QUESTIONS –
a - Decide whether each statement below agrees with the page on Dja Dja Wurrung country. Answer yes or no for each, and quote the words of the page that decide it.
(i) British pastoralists occupied the plains of Dja Dja Wurrung country by the 1860s.
(ii) All Dja Dja Wurrung people established a relationship with John Hunter Kerr.
(iii) The bark etching shows a human figure pointing a spear at an emu.
b - Write the next part of the page on Dja Dja Wurrung country, picking up after its final line.

READING PASSAGE –
__________________________________________________
Caution: This website includes images and names of deceased people that may cause distress to Aboriginal and Torres Strait Islander peoples.


Dja Dja Wurrung country

Fernyhurst, Victoria

By the 1860s, the wide fertile plains of Dja Dja Wurrung country were occupied by British pastoralists. Some Dja Dja Wurrung people established a relationship with one pastoralist, John Hunter Kerr. Explore how artefacts collected by Kerr at this time continue to speak to the Dja Dja Wurrung people of today.

  • A map of Australia indicating the location of Fernyhurst, Victoria.
    Fernyhurst, Victoria
  • Setting the scene
    Setting the scene
  • A piece of bark, blackened by fire, on which various figures have been etched, including a human figure pointing a spear at a kangaroo.
    Bark etching
  • An etching on bark, with sticks tied to either end.
    Back in Country bark etching
  • A belt woven from red fibrous material, to which bunches of emu feathers have been attached.to form a skirt.
__________________________________________________
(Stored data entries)
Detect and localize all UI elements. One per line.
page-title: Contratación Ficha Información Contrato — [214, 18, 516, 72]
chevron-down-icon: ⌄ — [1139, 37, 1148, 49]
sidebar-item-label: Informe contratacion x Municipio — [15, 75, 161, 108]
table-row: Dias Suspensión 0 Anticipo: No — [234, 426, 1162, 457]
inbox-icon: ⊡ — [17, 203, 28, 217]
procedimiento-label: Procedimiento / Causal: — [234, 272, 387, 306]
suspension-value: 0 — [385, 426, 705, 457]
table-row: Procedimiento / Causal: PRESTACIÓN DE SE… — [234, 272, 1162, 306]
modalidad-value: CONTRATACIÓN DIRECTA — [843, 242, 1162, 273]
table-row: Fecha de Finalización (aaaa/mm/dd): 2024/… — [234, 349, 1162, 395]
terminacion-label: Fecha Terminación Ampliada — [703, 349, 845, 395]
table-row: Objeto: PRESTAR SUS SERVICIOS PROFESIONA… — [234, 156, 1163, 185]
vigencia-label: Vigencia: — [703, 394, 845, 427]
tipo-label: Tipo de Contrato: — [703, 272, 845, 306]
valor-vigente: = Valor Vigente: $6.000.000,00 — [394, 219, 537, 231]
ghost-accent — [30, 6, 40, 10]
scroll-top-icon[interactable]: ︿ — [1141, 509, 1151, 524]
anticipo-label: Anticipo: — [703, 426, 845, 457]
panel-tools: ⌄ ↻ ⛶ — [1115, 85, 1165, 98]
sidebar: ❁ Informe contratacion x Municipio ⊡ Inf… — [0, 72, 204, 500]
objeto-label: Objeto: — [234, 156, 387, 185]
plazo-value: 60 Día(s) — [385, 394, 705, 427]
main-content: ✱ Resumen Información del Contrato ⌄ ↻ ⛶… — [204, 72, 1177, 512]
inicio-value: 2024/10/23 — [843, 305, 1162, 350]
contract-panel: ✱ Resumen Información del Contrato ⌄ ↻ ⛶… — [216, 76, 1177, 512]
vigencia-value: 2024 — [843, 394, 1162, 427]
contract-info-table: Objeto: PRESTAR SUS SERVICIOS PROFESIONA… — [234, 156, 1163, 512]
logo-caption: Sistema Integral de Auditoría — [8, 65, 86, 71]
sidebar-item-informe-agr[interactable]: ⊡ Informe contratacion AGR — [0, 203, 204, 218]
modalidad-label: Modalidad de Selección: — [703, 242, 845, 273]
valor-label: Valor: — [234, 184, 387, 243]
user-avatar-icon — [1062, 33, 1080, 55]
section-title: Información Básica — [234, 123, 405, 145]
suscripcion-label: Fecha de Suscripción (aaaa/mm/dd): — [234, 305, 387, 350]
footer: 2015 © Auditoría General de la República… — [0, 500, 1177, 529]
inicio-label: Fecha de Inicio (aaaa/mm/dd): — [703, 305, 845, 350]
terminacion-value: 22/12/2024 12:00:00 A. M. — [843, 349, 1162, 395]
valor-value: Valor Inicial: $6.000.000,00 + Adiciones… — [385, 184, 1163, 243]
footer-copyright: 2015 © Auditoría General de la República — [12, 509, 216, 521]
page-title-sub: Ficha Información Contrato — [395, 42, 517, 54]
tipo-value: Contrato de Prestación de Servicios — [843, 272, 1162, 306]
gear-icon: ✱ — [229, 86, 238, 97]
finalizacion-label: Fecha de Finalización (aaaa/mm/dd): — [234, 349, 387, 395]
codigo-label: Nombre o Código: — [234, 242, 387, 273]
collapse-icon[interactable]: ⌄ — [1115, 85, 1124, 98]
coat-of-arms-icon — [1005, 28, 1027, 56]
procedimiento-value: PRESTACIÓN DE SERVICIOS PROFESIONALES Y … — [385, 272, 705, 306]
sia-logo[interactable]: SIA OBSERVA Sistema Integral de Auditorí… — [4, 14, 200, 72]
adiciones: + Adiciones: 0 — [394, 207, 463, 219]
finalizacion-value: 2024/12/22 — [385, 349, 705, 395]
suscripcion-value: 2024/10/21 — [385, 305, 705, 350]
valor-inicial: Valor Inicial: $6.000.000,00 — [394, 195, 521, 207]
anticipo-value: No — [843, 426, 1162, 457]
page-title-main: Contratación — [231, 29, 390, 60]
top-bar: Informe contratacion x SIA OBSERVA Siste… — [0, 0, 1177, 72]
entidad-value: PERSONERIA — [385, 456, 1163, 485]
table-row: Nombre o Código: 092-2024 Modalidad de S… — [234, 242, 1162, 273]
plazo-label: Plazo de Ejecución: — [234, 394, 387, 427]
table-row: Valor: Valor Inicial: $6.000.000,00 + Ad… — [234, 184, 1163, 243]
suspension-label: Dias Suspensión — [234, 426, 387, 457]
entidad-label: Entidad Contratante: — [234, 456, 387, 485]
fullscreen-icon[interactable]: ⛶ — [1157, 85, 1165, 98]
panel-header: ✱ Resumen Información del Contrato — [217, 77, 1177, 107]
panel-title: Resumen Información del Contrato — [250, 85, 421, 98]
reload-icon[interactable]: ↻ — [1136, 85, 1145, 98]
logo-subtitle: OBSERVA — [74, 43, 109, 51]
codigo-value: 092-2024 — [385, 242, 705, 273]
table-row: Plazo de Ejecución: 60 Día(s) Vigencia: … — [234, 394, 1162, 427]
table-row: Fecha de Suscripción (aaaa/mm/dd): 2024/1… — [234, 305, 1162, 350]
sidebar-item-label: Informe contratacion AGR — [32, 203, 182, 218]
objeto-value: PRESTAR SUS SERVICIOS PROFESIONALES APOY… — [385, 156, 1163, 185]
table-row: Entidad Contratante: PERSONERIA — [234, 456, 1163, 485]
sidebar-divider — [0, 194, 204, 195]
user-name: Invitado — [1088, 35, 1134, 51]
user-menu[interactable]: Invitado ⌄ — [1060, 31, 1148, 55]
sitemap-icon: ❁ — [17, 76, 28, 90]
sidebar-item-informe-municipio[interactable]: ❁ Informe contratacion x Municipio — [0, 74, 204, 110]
__________________________________________________
ANSWERS TO EACH TASK –
a -
(i) Yes: "By the 1860s, the wide fertile plains of Dja Dja Wurrung country were occupied by British pastoralists."
(ii) No: "Some Dja Dja Wurrung people established a relationship with one pastoralist, John Hunter Kerr."
(iii) No: "a human figure pointing a spear at a kangaroo."

b -
    Barramul (emu-feather dance skirt)
  • Two women wearing emu feather skirts, emu feather headpieces and holding wooden clapsticks stand in front of a crowd of people.
    Tanderrum emu dancers

Activities

Match the text to the pictures

What do you know about Fernyhurst?

Video stories

Learn about honouring objects

Watch this video where Dja Dja Wurrung Elder Aunty Fay Carter says: ‘How many things can we point at and say ... this is our history, this is part of our history, our ancestors did this’.

Activity: In pairs, make notes about what Fay wants to happen to the bark etchings. Do you agree with her ideas? Explain your opinion.

Explore the message of the barks

Watch this video of Dja Dja Wurrung man Rodney Carter speaking about bark etchings that are held at the British Museum in London: ‘In Britain they’re not as valuable as they could potentially be if they were interpreted in the context they were created for’.

Activity:  Discuss what makes an object valuable to you.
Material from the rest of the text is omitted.